*What is required*
Write the material out again exactly as it stands.

*Extracted data*
⟨

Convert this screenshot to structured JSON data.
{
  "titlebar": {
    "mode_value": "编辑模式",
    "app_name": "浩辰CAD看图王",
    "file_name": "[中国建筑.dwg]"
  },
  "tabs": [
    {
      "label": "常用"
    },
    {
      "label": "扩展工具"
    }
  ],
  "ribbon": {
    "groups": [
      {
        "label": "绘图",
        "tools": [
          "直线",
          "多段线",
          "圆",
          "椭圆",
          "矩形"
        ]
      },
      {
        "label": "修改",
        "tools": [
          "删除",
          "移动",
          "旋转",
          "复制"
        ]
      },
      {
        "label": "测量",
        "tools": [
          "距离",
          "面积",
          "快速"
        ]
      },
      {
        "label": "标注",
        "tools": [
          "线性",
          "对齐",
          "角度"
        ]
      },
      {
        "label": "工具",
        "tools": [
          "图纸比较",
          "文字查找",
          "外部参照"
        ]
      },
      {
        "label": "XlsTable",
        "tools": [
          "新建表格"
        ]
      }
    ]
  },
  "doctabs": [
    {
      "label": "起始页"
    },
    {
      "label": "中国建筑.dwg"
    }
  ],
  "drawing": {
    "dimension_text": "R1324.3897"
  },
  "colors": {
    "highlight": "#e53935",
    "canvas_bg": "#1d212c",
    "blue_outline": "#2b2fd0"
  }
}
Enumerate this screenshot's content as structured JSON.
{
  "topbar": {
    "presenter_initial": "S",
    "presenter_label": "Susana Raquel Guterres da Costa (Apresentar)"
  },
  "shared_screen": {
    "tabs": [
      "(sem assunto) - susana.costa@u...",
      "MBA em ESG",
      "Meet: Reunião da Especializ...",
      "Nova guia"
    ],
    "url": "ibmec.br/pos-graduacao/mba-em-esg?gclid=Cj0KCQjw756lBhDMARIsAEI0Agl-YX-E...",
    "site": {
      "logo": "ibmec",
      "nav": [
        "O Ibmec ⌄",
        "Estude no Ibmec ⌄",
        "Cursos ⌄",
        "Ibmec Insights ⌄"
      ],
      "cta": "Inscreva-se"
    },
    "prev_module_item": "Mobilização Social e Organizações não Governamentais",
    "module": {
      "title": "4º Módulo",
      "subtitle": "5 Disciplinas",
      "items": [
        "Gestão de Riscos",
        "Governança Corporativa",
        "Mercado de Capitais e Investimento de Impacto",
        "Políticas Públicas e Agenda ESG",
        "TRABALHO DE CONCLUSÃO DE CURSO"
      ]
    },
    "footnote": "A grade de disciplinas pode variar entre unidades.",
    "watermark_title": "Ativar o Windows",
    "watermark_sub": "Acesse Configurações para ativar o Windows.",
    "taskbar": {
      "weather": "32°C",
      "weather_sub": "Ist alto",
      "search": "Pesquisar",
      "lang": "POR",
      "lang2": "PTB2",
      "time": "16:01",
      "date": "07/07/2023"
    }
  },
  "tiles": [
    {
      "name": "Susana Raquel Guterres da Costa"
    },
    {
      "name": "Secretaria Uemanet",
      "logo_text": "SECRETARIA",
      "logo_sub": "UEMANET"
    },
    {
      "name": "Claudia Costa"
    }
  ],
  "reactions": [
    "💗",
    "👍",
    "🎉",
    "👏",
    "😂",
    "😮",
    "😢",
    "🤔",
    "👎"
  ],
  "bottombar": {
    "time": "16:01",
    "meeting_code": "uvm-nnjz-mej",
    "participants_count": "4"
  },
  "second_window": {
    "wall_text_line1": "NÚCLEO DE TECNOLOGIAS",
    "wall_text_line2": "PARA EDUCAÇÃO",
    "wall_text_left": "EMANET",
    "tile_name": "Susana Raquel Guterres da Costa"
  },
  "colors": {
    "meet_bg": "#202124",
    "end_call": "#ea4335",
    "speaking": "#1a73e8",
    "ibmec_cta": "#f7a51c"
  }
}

⟩

*Output of the task*
Convert this screenshot to structured JSON data.
{
  "titlebar": {
    "mode_value": "编辑模式",
    "app_name": "浩辰CAD看图王",
    "file_name": "[中国建筑.dwg]"
  },
  "tabs": [
    {
      "label": "常用"
    },
    {
      "label": "扩展工具"
    }
  ],
  "ribbon": {
    "groups": [
      {
        "label": "绘图",
        "tools": [
          "直线",
          "多段线",
          "圆",
          "椭圆",
          "矩形"
        ]
      },
      {
        "label": "修改",
        "tools": [
          "删除",
          "移动",
          "旋转",
          "复制"
        ]
      },
      {
        "label": "测量",
        "tools": [
          "距离",
          "面积",
          "快速"
        ]
      },
      {
        "label": "标注",
        "tools": [
          "线性",
          "对齐",
          "角度"
        ]
      },
      {
        "label": "工具",
        "tools": [
          "图纸比较",
          "文字查找",
          "外部参照"
        ]
      },
      {
        "label": "XlsTable",
        "tools": [
          "新建表格"
        ]
      }
    ]
  },
  "doctabs": [
    {
      "label": "起始页"
    },
    {
      "label": "中国建筑.dwg"
    }
  ],
  "drawing": {
    "dimension_text": "R1324.3897"
  },
  "colors": {
    "highlight": "#e53935",
    "canvas_bg": "#1d212c",
    "blue_outline": "#2b2fd0"
  }
}
Enumerate this screenshot's content as structured JSON.
{
  "topbar": {
    "presenter_initial": "S",
    "presenter_label": "Susana Raquel Guterres da Costa (Apresentar)"
  },
  "shared_screen": {
    "tabs": [
      "(sem assunto) - susana.costa@u...",
      "MBA em ESG",
      "Meet: Reunião da Especializ...",
      "Nova guia"
    ],
    "url": "ibmec.br/pos-graduacao/mba-em-esg?gclid=Cj0KCQjw756lBhDMARIsAEI0Agl-YX-E...",
    "site": {
      "logo": "ibmec",
      "nav": [
        "O Ibmec ⌄",
        "Estude no Ibmec ⌄",
        "Cursos ⌄",
        "Ibmec Insights ⌄"
      ],
      "cta": "Inscreva-se"
    },
    "prev_module_item": "Mobilização Social e Organizações não Governamentais",
    "module": {
      "title": "4º Módulo",
      "subtitle": "5 Disciplinas",
      "items": [
        "Gestão de Riscos",
        "Governança Corporativa",
        "Mercado de Capitais e Investimento de Impacto",
        "Políticas Públicas e Agenda ESG",
        "TRABALHO DE CONCLUSÃO DE CURSO"
      ]
    },
    "footnote": "A grade de disciplinas pode variar entre unidades.",
    "watermark_title": "Ativar o Windows",
    "watermark_sub": "Acesse Configurações para ativar o Windows.",
    "taskbar": {
      "weather": "32°C",
      "weather_sub": "Ist alto",
      "search": "Pesquisar",
      "lang": "POR",
      "lang2": "PTB2",
      "time": "16:01",
      "date": "07/07/2023"
    }
  },
  "tiles": [
    {
      "name": "Susana Raquel Guterres da Costa"
    },
    {
      "name": "Secretaria Uemanet",
      "logo_text": "SECRETARIA",
      "logo_sub": "UEMANET"
    },
    {
      "name": "Claudia Costa"
    }
  ],
  "reactions": [
    "💗",
    "👍",
    "🎉",
    "👏",
    "😂",
    "😮",
    "😢",
    "🤔",
    "👎"
  ],
  "bottombar": {
    "time": "16:01",
    "meeting_code": "uvm-nnjz-mej",
    "participants_count": "4"
  },
  "second_window": {
    "wall_text_line1": "NÚCLEO DE TECNOLOGIAS",
    "wall_text_line2": "PARA EDUCAÇÃO",
    "wall_text_left": "EMANET",
    "tile_name": "Susana Raquel Guterres da Costa"
  },
  "colors": {
    "meet_bg": "#202124",
    "end_call": "#ea4335",
    "speaking": "#1a73e8",
    "ibmec_cta": "#f7a51c"
  }
}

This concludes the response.